Reading text>
———

Natalya Vladimirovna Linichuk (; born 6 February 1956) is a Russian ice dancing coach and former competitive ice dancer for the Soviet Union. With partner and husband Gennadi Karponosov, she is the 1980 Olympic champion and a two-time World champion.

Competitive career
Linichuk began skating due to her mother who enjoyed figure skating. She had a dozen coaches before ending up in the group of Elena Tchaikovskaia, who Linichuk soon sensed was the right coach for her.

Linichuk and Karponosov trained at Dynamo in Moscow. They won the World Universiade in 1972, and were bronze medalists at the 1974 and 1977 World Championships. They also finished 4th at the 1976 Winter Olympics, the year ice dancing was introduced as an Olympic sport.

———

[Element placement data]
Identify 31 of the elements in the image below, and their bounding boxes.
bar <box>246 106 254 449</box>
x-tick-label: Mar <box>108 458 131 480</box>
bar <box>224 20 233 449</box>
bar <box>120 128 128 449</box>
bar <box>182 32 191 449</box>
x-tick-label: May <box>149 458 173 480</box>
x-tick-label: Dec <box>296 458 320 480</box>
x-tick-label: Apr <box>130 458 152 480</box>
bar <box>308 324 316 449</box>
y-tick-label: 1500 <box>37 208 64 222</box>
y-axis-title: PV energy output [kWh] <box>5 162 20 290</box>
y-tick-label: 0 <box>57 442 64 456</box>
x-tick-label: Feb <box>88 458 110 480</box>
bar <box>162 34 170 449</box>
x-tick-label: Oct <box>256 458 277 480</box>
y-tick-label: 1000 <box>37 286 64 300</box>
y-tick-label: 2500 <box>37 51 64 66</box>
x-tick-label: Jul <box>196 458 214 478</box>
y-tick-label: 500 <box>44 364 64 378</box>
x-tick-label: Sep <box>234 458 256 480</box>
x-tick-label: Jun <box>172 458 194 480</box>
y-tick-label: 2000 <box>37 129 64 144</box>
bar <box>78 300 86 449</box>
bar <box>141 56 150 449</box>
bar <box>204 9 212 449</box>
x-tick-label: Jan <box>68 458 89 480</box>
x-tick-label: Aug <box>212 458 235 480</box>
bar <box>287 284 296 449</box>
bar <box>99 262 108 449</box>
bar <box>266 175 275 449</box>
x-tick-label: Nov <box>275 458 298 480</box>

———

What you will do>
a) Rewrite the paragraph beginning "Linichuk and Karponosov trained at Dynamo" from the text on Natalya Linichuk as a short bulleted list, keeping its main facts.
b) According to the text on Natalya Linichuk, what got her started in skating?

Results by task>
a)
- Trained at Dynamo in Moscow
- Won the 1972 World Universiade
- Took bronze at the 1974 and 1977 World Championships
- Placed 4th at the 1976 Winter Olympics, when ice dancing became an Olympic sport

b) Her mother, who enjoyed figure skating.